• **Auszug**:
Mit Angelium präsentiert sich eine weitere halbgare Verfilmung eines so genannten „Adventure-Eroges“ (Japanisches Erotic-Game) die seit dem bahn brechenden Erfolg der Bible Black Reihe ja Hochkonjunktur bei den japanischen Hentaianime Produzenten haben. Da wird scheinbar mittlerweile Alles auf den Markt geworfen was sich irgendwie verkaufen lässt. Grob geschätzt beruht mittlerweile gerade noch mal 1 von 6 Genreproduktionen nicht auf einem dieser PC Games.
2 Szenenbilder aus dem PC Game „Angelium - Tokimeki Love God“, welches als Vorlage für den Anime diente |
In „Angelium“ bedient man sich neben den üblichen Genrezutaten wie unschuldige Schulmädchen auch der griechischen Mythologie was das ganze zumindest etwas interessant macht.

• **Übungsaufgaben**:
[1] Beantworte anhand des Auszugs kurz:
(a) Seit dem Erfolg welcher Reihe haben solche Verfilmungen laut dem Auszug Hochkonjunktur?
(b) Wie viele von 6 Genreproduktionen beruhen grob geschätzt nicht auf einem PC Game?
(c) Welche Mythologie wird in „Angelium“ aufgegriffen?
[2] Gib den Abschnitt des Auszugs, der mit den Worten „Mit Angelium präsentiert“ einsetzt und mit „dieser PC Games.“ schließt, buchstabengetreu aus.
Für die Arbeit mit dem Auszug sind die Zeilen ohne Belang.

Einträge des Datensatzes

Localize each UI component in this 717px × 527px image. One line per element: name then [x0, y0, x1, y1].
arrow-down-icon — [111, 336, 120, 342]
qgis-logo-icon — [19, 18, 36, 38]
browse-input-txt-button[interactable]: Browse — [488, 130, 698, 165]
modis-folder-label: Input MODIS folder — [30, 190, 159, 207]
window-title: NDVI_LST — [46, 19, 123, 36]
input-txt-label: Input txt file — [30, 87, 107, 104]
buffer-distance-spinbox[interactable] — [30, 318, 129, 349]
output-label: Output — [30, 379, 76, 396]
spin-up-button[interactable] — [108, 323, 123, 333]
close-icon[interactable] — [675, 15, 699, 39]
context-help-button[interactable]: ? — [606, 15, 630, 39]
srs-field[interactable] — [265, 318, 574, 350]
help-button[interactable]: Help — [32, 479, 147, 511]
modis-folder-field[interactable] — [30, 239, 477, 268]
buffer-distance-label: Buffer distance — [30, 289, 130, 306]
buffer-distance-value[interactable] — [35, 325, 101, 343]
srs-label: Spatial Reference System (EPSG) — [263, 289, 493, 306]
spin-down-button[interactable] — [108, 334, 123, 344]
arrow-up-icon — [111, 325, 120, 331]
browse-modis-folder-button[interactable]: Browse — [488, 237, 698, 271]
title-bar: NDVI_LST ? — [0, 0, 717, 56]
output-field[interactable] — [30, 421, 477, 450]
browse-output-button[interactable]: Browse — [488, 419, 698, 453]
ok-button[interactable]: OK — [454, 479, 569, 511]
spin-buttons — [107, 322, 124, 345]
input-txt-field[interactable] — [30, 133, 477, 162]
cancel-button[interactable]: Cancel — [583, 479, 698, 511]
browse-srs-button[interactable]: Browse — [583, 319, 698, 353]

• **Lösungen**:
[1]
(a) Die Bible Black Reihe.
(b) 1 von 6.
(c) Die griechische Mythologie.

[2]
Mit Angelium präsentiert sich eine weitere halbgare Verfilmung eines so genannten „Adventure-Eroges“ (Japanisches Erotic-Game) die seit dem bahn brechenden Erfolg der Bible Black Reihe ja Hochkonjunktur bei den japanischen Hentaianime Produzenten haben. Da wird scheinbar mittlerweile Alles auf den Markt geworfen was sich irgendwie verkaufen lässt. Grob geschätzt beruht mittlerweile gerade noch mal 1 von 6 Genreproduktionen nicht auf einem dieser PC Games.